* _Part of a data file_:
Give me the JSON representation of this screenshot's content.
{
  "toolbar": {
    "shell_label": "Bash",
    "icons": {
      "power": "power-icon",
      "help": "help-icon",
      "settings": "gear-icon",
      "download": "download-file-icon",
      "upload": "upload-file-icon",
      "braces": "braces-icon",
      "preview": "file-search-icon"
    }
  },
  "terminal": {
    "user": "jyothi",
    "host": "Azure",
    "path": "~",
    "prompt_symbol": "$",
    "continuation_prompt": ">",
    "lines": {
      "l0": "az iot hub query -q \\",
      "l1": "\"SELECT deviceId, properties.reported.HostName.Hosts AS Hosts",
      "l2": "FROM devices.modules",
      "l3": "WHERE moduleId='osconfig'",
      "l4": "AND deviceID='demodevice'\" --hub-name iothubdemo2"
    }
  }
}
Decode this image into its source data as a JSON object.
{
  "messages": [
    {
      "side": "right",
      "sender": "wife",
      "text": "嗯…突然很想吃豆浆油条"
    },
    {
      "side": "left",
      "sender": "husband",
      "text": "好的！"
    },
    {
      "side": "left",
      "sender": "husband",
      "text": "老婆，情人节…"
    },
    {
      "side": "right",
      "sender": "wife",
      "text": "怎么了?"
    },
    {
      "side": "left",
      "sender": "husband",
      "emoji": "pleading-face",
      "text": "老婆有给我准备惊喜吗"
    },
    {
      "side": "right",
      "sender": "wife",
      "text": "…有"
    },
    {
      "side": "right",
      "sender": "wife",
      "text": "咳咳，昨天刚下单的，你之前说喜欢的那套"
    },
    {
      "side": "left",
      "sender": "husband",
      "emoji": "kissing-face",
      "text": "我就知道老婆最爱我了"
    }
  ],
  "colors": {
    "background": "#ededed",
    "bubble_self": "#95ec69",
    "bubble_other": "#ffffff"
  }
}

* _Aim of the task_: Print out every entry, keeping each one exact.

* _Result of this exercise_:
Give me the JSON representation of this screenshot's content.
{
  "toolbar": {
    "shell_label": "Bash",
    "icons": {
      "power": "power-icon",
      "help": "help-icon",
      "settings": "gear-icon",
      "download": "download-file-icon",
      "upload": "upload-file-icon",
      "braces": "braces-icon",
      "preview": "file-search-icon"
    }
  },
  "terminal": {
    "user": "jyothi",
    "host": "Azure",
    "path": "~",
    "prompt_symbol": "$",
    "continuation_prompt": ">",
    "lines": {
      "l0": "az iot hub query -q \\",
      "l1": "\"SELECT deviceId, properties.reported.HostName.Hosts AS Hosts",
      "l2": "FROM devices.modules",
      "l3": "WHERE moduleId='osconfig'",
      "l4": "AND deviceID='demodevice'\" --hub-name iothubdemo2"
    }
  }
}
Decode this image into its source data as a JSON object.
{
  "messages": [
    {
      "side": "right",
      "sender": "wife",
      "text": "嗯…突然很想吃豆浆油条"
    },
    {
      "side": "left",
      "sender": "husband",
      "text": "好的！"
    },
    {
      "side": "left",
      "sender": "husband",
      "text": "老婆，情人节…"
    },
    {
      "side": "right",
      "sender": "wife",
      "text": "怎么了?"
    },
    {
      "side": "left",
      "sender": "husband",
      "emoji": "pleading-face",
      "text": "老婆有给我准备惊喜吗"
    },
    {
      "side": "right",
      "sender": "wife",
      "text": "…有"
    },
    {
      "side": "right",
      "sender": "wife",
      "text": "咳咳，昨天刚下单的，你之前说喜欢的那套"
    },
    {
      "side": "left",
      "sender": "husband",
      "emoji": "kissing-face",
      "text": "我就知道老婆最爱我了"
    }
  ],
  "colors": {
    "background": "#ededed",
    "bubble_self": "#95ec69",
    "bubble_other": "#ffffff"
  }
}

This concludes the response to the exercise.